Dataset rows about figures
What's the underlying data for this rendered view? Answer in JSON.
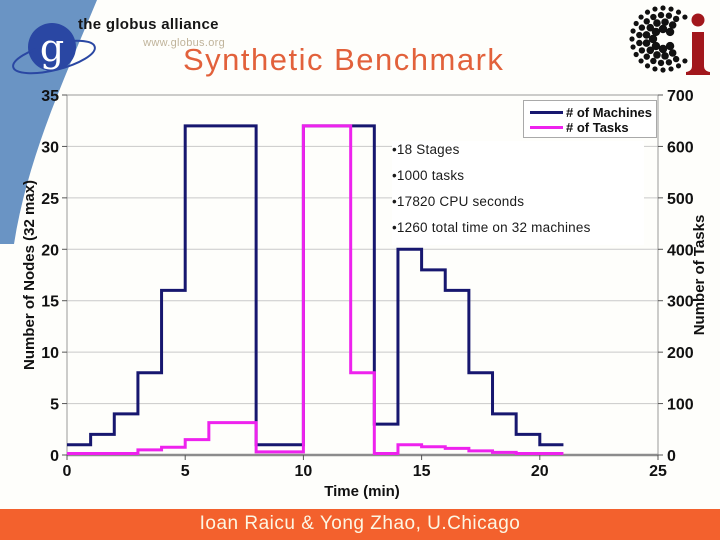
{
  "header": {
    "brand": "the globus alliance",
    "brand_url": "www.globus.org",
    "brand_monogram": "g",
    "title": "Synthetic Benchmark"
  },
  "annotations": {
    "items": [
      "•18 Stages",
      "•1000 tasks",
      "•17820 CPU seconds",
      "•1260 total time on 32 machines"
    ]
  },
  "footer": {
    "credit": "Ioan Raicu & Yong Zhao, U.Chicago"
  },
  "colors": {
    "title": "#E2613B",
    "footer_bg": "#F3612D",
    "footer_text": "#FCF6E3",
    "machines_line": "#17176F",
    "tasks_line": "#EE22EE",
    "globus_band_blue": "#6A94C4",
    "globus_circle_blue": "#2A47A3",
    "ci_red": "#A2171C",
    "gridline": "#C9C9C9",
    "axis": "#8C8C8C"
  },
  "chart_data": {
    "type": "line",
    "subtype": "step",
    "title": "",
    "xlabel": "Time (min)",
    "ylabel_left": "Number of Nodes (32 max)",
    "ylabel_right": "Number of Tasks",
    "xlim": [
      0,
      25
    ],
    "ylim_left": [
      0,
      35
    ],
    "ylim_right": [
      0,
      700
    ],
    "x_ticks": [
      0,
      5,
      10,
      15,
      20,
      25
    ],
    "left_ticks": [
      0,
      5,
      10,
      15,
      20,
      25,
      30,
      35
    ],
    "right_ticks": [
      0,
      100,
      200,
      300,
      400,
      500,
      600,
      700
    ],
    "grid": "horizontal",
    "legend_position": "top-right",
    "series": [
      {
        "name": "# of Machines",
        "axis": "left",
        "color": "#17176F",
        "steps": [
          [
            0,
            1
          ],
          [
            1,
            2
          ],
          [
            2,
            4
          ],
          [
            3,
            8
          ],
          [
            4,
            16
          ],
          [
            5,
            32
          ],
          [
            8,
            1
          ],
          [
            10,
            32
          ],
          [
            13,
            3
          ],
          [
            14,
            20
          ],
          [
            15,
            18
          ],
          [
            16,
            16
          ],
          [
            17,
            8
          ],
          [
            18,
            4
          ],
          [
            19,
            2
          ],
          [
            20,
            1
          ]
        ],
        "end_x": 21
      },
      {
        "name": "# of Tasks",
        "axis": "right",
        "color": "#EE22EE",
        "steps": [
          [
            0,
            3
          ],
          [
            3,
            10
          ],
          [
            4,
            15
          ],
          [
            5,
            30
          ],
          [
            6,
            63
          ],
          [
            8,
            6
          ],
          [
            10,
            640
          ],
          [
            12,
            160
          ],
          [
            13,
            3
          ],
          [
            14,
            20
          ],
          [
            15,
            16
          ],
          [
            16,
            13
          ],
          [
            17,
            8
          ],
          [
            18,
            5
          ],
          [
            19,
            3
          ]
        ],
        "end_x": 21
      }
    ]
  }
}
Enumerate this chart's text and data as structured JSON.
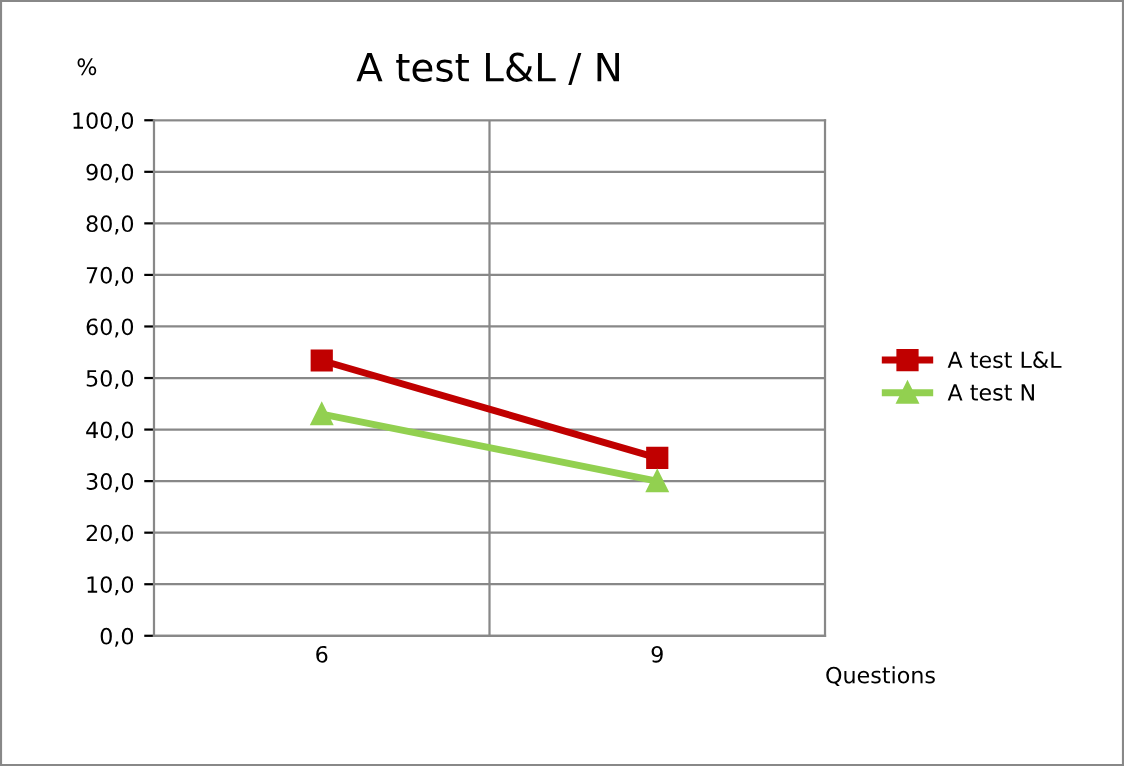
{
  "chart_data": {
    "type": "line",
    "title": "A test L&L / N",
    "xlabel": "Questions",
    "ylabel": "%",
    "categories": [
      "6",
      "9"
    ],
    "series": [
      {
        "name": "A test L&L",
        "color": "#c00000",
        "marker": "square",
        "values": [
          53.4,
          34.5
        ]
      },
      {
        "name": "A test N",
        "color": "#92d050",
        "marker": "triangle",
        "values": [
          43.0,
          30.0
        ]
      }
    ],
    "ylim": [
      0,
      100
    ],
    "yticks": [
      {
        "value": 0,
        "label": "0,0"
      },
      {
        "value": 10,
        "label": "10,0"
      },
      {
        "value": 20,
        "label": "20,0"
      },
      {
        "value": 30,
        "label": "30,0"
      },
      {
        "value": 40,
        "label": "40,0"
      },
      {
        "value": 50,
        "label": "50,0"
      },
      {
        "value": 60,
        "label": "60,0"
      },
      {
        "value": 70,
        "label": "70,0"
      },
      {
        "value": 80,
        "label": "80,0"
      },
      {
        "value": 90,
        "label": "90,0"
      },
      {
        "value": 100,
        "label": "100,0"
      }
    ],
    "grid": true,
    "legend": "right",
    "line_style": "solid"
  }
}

- [PROBLEM DESCRIPTION]: Exclude every picture and copy the remaining data exactly.

- [EXERCISE SOLUTION]:
What's the underlying data for this rendered view? Answer in JSON.
{
  "header": {
    "brand": "the globus alliance",
    "brand_url": "www.globus.org",
    "brand_monogram": "g",
    "title": "Synthetic Benchmark"
  },
  "annotations": {
    "items": [
      "•18 Stages",
      "•1000 tasks",
      "•17820 CPU seconds",
      "•1260 total time on 32 machines"
    ]
  },
  "footer": {
    "credit": "Ioan Raicu & Yong Zhao, U.Chicago"
  },
  "colors": {
    "title": "#E2613B",
    "footer_bg": "#F3612D",
    "footer_text": "#FCF6E3",
    "machines_line": "#17176F",
    "tasks_line": "#EE22EE",
    "globus_band_blue": "#6A94C4",
    "globus_circle_blue": "#2A47A3",
    "ci_red": "#A2171C",
    "gridline": "#C9C9C9",
    "axis": "#8C8C8C"
  },
  "chart_data": {
    "type": "line",
    "subtype": "step",
    "title": "",
    "xlabel": "Time (min)",
    "ylabel_left": "Number of Nodes (32 max)",
    "ylabel_right": "Number of Tasks",
    "xlim": [
      0,
      25
    ],
    "ylim_left": [
      0,
      35
    ],
    "ylim_right": [
      0,
      700
    ],
    "x_ticks": [
      0,
      5,
      10,
      15,
      20,
      25
    ],
    "left_ticks": [
      0,
      5,
      10,
      15,
      20,
      25,
      30,
      35
    ],
    "right_ticks": [
      0,
      100,
      200,
      300,
      400,
      500,
      600,
      700
    ],
    "grid": "horizontal",
    "legend_position": "top-right",
    "series": [
      {
        "name": "# of Machines",
        "axis": "left",
        "color": "#17176F",
        "steps": [
          [
            0,
            1
          ],
          [
            1,
            2
          ],
          [
            2,
            4
          ],
          [
            3,
            8
          ],
          [
            4,
            16
          ],
          [
            5,
            32
          ],
          [
            8,
            1
          ],
          [
            10,
            32
          ],
          [
            13,
            3
          ],
          [
            14,
            20
          ],
          [
            15,
            18
          ],
          [
            16,
            16
          ],
          [
            17,
            8
          ],
          [
            18,
            4
          ],
          [
            19,
            2
          ],
          [
            20,
            1
          ]
        ],
        "end_x": 21
      },
      {
        "name": "# of Tasks",
        "axis": "right",
        "color": "#EE22EE",
        "steps": [
          [
            0,
            3
          ],
          [
            3,
            10
          ],
          [
            4,
            15
          ],
          [
            5,
            30
          ],
          [
            6,
            63
          ],
          [
            8,
            6
          ],
          [
            10,
            640
          ],
          [
            12,
            160
          ],
          [
            13,
            3
          ],
          [
            14,
            20
          ],
          [
            15,
            16
          ],
          [
            16,
            13
          ],
          [
            17,
            8
          ],
          [
            18,
            5
          ],
          [
            19,
            3
          ]
        ],
        "end_x": 21
      }
    ]
  }
}
Enumerate this chart's text and data as structured JSON.
{
  "chart_data": {
    "type": "line",
    "title": "A test L&L / N",
    "xlabel": "Questions",
    "ylabel": "%",
    "categories": [
      "6",
      "9"
    ],
    "series": [
      {
        "name": "A test L&L",
        "color": "#c00000",
        "marker": "square",
        "values": [
          53.4,
          34.5
        ]
      },
      {
        "name": "A test N",
        "color": "#92d050",
        "marker": "triangle",
        "values": [
          43.0,
          30.0
        ]
      }
    ],
    "ylim": [
      0,
      100
    ],
    "yticks": [
      {
        "value": 0,
        "label": "0,0"
      },
      {
        "value": 10,
        "label": "10,0"
      },
      {
        "value": 20,
        "label": "20,0"
      },
      {
        "value": 30,
        "label": "30,0"
      },
      {
        "value": 40,
        "label": "40,0"
      },
      {
        "value": 50,
        "label": "50,0"
      },
      {
        "value": 60,
        "label": "60,0"
      },
      {
        "value": 70,
        "label": "70,0"
      },
      {
        "value": 80,
        "label": "80,0"
      },
      {
        "value": 90,
        "label": "90,0"
      },
      {
        "value": 100,
        "label": "100,0"
      }
    ],
    "grid": true,
    "legend": "right",
    "line_style": "solid"
  }
}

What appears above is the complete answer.